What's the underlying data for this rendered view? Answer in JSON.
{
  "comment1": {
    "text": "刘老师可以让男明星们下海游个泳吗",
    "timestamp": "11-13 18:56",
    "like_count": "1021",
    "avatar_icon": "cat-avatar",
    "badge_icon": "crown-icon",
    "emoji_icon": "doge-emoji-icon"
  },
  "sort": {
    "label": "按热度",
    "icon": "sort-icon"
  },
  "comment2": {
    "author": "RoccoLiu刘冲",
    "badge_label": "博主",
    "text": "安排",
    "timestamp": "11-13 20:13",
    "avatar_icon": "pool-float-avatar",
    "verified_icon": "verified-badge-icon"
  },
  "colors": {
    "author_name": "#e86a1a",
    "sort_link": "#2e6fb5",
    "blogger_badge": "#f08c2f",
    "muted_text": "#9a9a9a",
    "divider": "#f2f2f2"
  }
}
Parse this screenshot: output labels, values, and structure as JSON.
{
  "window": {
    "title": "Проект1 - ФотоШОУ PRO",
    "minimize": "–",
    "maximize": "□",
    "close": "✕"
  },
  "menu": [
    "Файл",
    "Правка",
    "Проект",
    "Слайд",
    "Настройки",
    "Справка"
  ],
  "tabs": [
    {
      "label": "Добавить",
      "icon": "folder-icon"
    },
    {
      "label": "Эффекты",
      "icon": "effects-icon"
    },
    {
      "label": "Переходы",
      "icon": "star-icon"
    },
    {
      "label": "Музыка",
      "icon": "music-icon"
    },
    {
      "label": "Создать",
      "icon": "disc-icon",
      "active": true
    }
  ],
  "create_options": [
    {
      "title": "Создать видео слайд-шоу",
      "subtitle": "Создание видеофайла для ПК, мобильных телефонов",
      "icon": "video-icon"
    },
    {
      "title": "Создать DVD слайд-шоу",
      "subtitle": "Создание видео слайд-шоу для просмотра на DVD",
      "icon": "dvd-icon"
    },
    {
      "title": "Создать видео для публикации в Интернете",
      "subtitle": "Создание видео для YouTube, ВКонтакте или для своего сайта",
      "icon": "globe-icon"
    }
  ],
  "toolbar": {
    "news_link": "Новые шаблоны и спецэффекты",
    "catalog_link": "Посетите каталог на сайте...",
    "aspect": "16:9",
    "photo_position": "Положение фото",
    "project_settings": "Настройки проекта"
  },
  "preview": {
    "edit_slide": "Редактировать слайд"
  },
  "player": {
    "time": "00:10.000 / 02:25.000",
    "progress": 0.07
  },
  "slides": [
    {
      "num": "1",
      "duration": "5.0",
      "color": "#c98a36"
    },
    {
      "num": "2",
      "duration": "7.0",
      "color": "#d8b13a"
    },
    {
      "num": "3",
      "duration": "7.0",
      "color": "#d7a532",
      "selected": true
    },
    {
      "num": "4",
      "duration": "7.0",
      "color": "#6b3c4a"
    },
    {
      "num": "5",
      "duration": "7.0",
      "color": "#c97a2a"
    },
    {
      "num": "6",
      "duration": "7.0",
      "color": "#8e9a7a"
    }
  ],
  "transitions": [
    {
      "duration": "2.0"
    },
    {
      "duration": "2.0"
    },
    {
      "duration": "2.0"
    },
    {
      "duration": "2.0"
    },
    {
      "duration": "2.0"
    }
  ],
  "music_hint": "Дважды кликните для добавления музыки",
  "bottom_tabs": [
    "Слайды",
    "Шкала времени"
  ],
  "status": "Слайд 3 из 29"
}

◆ ◆ ◆ ◆

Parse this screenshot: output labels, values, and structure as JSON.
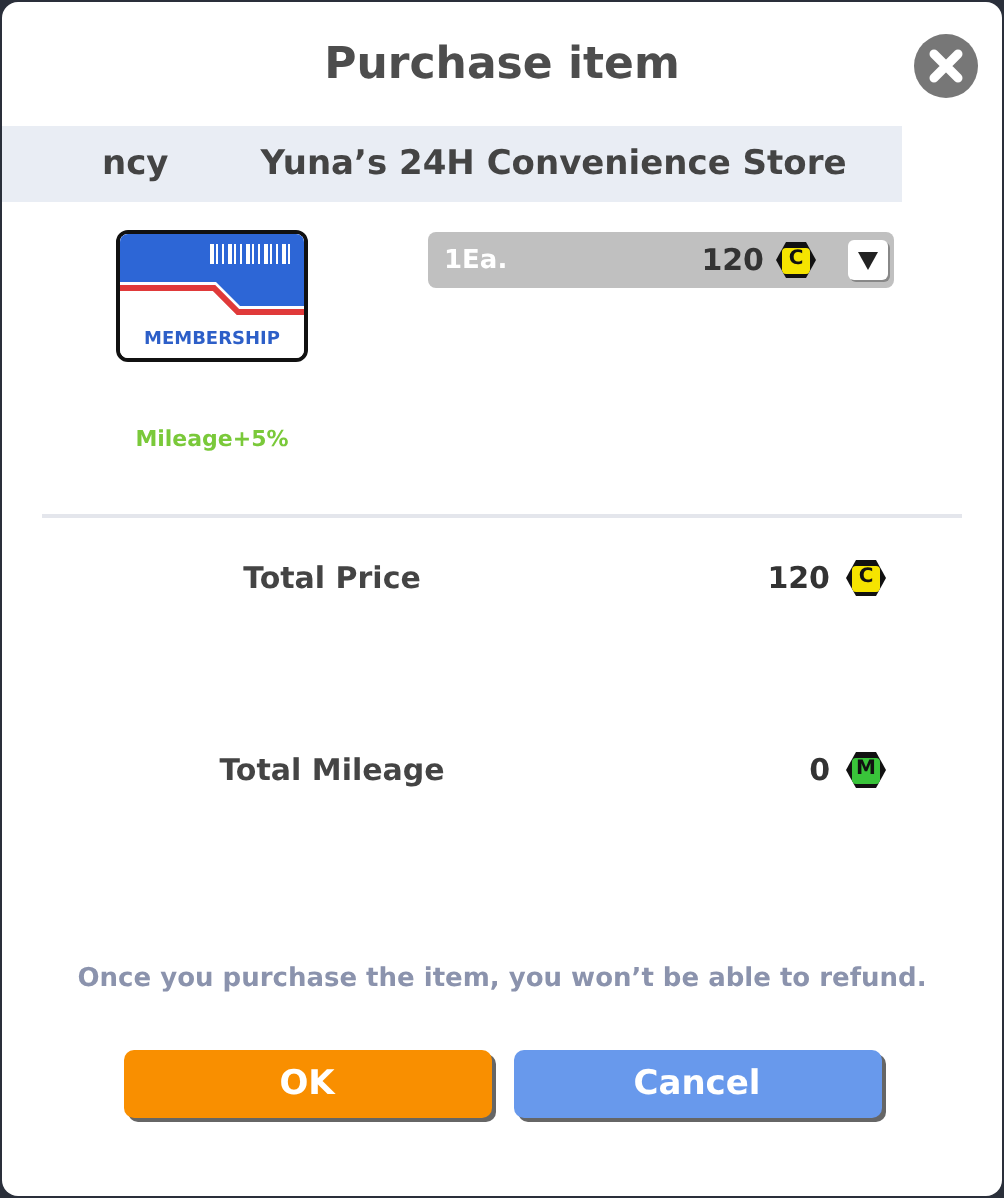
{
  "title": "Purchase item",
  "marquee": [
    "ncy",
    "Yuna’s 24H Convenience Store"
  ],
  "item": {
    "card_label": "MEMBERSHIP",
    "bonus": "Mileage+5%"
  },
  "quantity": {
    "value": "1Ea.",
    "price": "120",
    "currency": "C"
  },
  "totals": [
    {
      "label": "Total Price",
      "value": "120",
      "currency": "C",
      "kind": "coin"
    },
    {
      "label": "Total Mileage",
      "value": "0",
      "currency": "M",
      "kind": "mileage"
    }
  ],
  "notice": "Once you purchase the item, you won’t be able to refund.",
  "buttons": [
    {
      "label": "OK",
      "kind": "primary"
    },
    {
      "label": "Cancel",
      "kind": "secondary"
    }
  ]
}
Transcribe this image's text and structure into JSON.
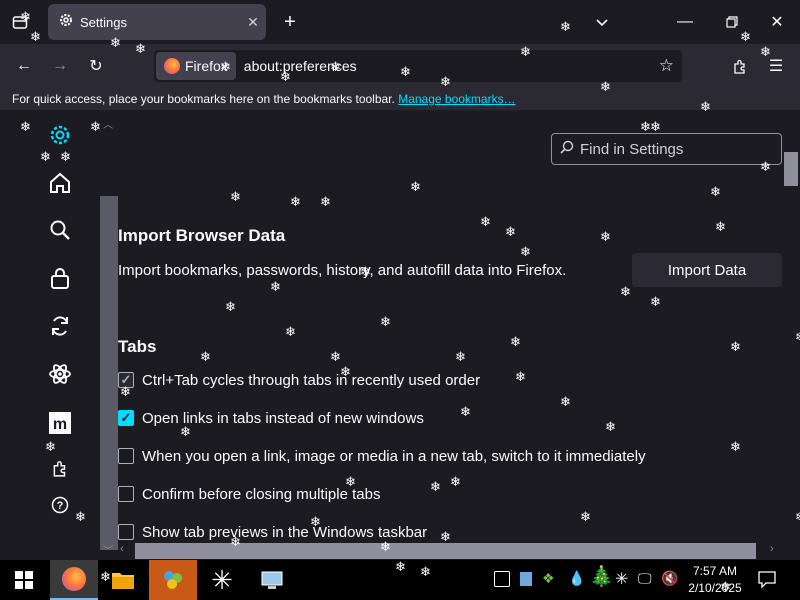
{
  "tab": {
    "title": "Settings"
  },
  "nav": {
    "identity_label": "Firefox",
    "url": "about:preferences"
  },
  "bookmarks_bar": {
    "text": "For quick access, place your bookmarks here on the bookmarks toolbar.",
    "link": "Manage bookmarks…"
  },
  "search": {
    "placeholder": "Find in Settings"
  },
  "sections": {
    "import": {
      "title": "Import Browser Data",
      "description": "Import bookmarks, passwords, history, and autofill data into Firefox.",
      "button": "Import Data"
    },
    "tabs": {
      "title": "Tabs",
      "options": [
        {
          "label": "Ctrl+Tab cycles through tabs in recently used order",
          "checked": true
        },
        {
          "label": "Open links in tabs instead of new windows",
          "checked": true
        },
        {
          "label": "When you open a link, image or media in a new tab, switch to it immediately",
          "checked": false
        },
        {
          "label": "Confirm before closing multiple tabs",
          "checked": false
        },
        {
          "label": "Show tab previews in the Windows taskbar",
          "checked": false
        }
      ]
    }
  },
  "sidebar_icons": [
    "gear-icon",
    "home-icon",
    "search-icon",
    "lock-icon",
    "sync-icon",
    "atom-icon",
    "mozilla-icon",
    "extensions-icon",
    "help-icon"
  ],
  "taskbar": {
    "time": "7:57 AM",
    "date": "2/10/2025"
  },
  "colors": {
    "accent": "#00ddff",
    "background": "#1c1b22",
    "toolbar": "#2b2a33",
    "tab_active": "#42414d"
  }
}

◆ ◆ ◆ ◆

> **Aim of the task**: Extract, from the listing above, every line where the string "into" occurs.

> **Exercise solution**:
Transcribe this image's text and structure into JSON.
      "description": "Import bookmarks, passwords, history, and autofill data into Firefox.",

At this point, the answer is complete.